--- start of Excerpted passage ---

8 Appendix B: Microcontrol Unit
You will make a microcontrol unit which will drive all of the control signals to various items on the datapath. This Finite State Machine (FSM) can be constructed in a variety of ways. You could implement it with combinational logic and flip flops, or you could hard-wire signals using a single ROM. The single ROM solution will waste a tremendous amount of space since most of the microstates do not depend on the opcode or the conditional test to determine which signals to assert. For example, since the condition line is an input for the address, every microstate would have to have an address for condition = 0 as well as condition = 1, even though this only matters for one particular microstate.
To solve this problem, we will use a three ROM microcontroller. In this arrangement, we will have three ROMs:
• the main ROM, which outputs the control signals,
• the sequencer ROM, which helps to determine which microstate to go at the end of the FETCH state,
• and the condition ROM, which helps determine whether or not to skip during the SKP instructions.

--- end of Excerpted passage ---

> _Task 1_
Transcribe part of the microcontrol unit passage, beginning at "8 Appendix B: Microcontrol" and stopping after "one particular microstate.".
> _Task 2_
Write the next part of the microcontrol unit passage, picking up after its last sentence.
None of the entries matter here.

--- start of Information provided ---

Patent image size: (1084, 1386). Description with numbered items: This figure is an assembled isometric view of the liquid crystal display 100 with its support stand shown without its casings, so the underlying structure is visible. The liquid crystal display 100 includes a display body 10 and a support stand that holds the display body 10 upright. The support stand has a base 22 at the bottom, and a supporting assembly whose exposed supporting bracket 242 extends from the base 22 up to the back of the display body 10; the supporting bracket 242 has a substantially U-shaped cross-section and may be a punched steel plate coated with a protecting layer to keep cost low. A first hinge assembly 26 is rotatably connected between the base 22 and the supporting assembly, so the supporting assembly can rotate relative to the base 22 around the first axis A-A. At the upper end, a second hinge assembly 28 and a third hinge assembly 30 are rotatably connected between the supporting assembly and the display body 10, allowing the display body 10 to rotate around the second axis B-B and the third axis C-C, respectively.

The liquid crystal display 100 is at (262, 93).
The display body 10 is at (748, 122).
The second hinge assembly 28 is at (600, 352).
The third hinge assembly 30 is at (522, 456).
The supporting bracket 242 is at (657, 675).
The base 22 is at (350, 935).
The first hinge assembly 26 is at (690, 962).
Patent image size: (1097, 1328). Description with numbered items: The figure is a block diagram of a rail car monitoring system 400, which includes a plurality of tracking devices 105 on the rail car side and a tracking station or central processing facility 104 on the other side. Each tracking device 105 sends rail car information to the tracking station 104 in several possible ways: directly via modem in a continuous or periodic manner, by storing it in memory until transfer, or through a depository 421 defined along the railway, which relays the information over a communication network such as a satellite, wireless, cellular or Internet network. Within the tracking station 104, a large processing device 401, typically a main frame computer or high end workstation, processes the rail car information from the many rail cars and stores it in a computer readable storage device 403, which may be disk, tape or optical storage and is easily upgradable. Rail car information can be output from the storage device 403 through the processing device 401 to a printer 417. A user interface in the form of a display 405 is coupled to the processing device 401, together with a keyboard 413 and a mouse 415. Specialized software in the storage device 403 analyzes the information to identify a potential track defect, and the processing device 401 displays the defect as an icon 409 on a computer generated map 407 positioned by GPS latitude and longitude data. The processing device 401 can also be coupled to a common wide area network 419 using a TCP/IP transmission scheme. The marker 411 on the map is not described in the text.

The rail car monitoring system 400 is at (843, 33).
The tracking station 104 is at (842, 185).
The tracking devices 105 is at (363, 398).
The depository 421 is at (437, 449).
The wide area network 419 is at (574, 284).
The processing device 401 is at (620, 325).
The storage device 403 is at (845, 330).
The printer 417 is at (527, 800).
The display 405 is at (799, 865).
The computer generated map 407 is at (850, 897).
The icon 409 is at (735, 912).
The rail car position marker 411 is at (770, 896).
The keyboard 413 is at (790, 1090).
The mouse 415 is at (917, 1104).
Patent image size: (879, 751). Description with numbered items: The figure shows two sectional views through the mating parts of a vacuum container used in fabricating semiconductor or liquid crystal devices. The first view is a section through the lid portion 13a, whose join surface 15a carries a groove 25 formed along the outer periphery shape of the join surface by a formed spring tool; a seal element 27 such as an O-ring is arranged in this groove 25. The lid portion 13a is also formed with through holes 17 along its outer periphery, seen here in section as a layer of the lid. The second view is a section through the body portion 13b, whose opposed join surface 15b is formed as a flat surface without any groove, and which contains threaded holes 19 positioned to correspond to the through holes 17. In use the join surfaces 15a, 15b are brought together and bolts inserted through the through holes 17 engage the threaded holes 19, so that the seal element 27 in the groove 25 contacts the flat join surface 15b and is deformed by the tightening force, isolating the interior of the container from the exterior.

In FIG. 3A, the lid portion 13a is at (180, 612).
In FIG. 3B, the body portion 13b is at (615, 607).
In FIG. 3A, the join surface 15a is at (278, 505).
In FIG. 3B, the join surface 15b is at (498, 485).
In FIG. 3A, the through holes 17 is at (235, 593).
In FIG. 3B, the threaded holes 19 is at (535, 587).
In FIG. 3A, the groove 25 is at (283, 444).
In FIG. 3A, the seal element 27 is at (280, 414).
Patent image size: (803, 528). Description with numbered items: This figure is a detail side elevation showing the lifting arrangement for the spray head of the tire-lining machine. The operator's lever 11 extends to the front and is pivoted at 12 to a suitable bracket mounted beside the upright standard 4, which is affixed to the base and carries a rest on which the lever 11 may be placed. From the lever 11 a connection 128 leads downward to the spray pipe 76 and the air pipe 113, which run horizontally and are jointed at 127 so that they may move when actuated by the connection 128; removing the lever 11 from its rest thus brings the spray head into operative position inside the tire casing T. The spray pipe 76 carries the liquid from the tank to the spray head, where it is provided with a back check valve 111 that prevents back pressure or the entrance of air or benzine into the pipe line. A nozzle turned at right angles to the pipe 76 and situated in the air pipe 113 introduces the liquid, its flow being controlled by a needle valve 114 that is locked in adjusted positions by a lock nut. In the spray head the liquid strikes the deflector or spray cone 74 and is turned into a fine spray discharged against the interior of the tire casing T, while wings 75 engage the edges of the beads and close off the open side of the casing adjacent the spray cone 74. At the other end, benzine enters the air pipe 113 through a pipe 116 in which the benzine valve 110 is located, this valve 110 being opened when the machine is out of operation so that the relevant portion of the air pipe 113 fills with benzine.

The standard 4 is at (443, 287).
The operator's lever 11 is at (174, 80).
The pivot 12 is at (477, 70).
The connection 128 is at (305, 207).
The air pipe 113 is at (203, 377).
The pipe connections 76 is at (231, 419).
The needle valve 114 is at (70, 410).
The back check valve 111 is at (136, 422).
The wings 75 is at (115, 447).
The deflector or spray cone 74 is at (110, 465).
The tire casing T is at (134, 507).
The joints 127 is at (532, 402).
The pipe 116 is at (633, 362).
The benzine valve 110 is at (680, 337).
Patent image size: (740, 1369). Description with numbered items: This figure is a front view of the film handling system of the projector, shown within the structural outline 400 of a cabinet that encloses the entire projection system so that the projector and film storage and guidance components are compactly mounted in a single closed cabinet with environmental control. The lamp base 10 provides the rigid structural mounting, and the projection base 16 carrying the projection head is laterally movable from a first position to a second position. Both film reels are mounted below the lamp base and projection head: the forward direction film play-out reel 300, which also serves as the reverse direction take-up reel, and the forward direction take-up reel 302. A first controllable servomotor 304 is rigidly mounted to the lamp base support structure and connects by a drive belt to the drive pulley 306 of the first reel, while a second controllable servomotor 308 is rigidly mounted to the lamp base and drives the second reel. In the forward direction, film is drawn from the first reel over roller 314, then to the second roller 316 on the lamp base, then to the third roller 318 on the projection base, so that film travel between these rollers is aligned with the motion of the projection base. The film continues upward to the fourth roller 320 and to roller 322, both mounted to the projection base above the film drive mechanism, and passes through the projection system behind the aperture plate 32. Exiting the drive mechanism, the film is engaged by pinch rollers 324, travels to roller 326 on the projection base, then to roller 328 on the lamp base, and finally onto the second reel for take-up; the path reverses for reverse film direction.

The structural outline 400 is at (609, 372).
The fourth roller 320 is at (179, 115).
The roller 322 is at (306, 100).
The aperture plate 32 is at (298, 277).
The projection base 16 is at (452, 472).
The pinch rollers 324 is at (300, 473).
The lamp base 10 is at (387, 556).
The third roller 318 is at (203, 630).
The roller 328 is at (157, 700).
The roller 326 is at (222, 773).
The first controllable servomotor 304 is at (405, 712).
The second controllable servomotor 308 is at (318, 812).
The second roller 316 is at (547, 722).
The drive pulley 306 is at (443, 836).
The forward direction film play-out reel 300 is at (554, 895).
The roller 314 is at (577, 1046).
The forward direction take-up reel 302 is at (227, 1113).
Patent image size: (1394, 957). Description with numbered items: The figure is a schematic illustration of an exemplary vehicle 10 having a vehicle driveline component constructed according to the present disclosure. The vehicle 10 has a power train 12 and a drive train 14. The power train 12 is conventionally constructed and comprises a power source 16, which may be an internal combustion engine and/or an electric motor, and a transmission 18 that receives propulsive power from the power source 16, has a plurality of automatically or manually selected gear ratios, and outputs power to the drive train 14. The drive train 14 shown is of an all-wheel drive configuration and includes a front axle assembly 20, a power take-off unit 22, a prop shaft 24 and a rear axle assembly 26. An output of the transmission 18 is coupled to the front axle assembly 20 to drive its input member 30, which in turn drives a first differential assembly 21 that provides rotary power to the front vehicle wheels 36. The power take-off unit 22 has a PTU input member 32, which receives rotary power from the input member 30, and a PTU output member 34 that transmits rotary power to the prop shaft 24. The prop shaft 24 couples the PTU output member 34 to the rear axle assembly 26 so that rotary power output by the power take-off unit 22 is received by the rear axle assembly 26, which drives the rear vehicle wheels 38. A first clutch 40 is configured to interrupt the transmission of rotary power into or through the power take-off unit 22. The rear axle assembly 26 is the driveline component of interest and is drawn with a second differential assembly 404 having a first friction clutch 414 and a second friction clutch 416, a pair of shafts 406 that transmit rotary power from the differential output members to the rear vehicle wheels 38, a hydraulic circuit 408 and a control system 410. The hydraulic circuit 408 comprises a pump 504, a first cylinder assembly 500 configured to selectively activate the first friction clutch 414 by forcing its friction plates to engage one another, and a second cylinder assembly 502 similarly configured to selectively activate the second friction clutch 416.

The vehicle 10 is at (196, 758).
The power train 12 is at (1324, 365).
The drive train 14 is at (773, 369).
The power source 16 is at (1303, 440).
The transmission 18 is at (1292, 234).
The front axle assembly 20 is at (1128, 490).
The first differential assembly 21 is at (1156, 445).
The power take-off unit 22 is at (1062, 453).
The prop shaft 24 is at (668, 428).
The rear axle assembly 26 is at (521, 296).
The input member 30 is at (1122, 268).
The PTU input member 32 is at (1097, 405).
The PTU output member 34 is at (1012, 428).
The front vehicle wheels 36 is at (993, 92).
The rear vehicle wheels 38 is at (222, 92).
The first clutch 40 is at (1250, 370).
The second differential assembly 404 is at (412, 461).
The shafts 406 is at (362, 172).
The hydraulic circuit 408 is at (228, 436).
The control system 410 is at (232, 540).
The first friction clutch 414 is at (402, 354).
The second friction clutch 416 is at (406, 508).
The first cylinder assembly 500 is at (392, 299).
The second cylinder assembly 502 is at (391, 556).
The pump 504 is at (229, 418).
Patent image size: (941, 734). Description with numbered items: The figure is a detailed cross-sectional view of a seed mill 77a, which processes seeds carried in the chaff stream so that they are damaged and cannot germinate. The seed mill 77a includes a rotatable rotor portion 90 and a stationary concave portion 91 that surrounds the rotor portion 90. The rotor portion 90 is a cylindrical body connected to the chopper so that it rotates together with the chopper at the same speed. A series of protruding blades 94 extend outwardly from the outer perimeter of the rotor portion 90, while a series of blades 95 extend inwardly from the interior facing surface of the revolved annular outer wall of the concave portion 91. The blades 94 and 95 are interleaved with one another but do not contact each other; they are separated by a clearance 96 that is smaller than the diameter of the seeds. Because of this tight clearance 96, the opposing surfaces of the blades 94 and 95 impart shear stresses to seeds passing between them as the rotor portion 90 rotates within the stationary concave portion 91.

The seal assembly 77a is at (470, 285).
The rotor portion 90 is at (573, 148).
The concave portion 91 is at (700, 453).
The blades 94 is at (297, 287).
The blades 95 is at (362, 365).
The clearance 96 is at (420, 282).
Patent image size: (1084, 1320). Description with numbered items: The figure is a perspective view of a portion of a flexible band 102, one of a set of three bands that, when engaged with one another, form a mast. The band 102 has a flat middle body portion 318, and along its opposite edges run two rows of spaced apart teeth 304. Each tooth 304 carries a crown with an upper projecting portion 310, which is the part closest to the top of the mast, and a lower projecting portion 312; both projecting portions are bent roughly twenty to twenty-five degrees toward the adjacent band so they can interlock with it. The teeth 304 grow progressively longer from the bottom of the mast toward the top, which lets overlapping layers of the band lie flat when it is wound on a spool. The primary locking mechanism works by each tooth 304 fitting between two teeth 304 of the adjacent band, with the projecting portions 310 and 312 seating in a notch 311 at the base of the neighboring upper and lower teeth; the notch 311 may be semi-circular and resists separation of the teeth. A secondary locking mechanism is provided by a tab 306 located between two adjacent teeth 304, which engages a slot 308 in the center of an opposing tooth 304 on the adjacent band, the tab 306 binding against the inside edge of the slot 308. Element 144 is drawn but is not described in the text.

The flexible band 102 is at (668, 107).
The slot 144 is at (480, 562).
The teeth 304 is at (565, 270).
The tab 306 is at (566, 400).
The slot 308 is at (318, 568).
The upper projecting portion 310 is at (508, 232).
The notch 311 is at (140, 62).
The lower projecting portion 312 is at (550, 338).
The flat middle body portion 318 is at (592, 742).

--- end of Information provided ---

> _Answer 1_
8 Appendix B: Microcontrol Unit
You will make a microcontrol unit which will drive all of the control signals to various items on the datapath. This Finite State Machine (FSM) can be constructed in a variety of ways. You could implement it with combinational logic and flip flops, or you could hard-wire signals using a single ROM. The single ROM solution will waste a tremendous amount of space since most of the microstates do not depend on the opcode or the conditional test to determine which signals to assert. For example, since the condition line is an input for the address, every microstate would have to have an address for condition = 0 as well as condition = 1, even though this only matters for one particular microstate.

> _Answer 2_
Examine the following:
Figure 2: Three ROM Microcontrol Unit
As you can see, there are three different locations that the next state can come from: part of the output from the previous state (main ROM), the sequencer ROM, and the condition ROM. The mux controls which of these sources gets through to the state register. If the previous state’s “next state” field determines where to go, neither the OPTest nor ChkCmp signals will be asserted. If the opcode from the IR determines the next state (such as at the end of the FETCH state), the OPTest signal will be asserted. If the comparison circuitry determines the next state (such as in the SKP instruction), the ChkCmp signal will be asserted. Note that these two signals should never be asserted at the same time since nothing is input into the “11” pin on the MUX.
The sequencer ROM should have one address per instruction, and the condition ROM should have one address for condition true and one for condition false.
Before getting down to specifics you need to determine the control scheme for the datapath. To do this examine each instruction, one by one, and construct a finite state bubble diagram showing exactly what control signals will be set in each state. Also determine what are the conditions necessary to pass from one state to the next. You can experiment by manually controlling your control signals on the bus you’ve created in Phase 1 - Implement the Datapath to make sure that your logic is sound.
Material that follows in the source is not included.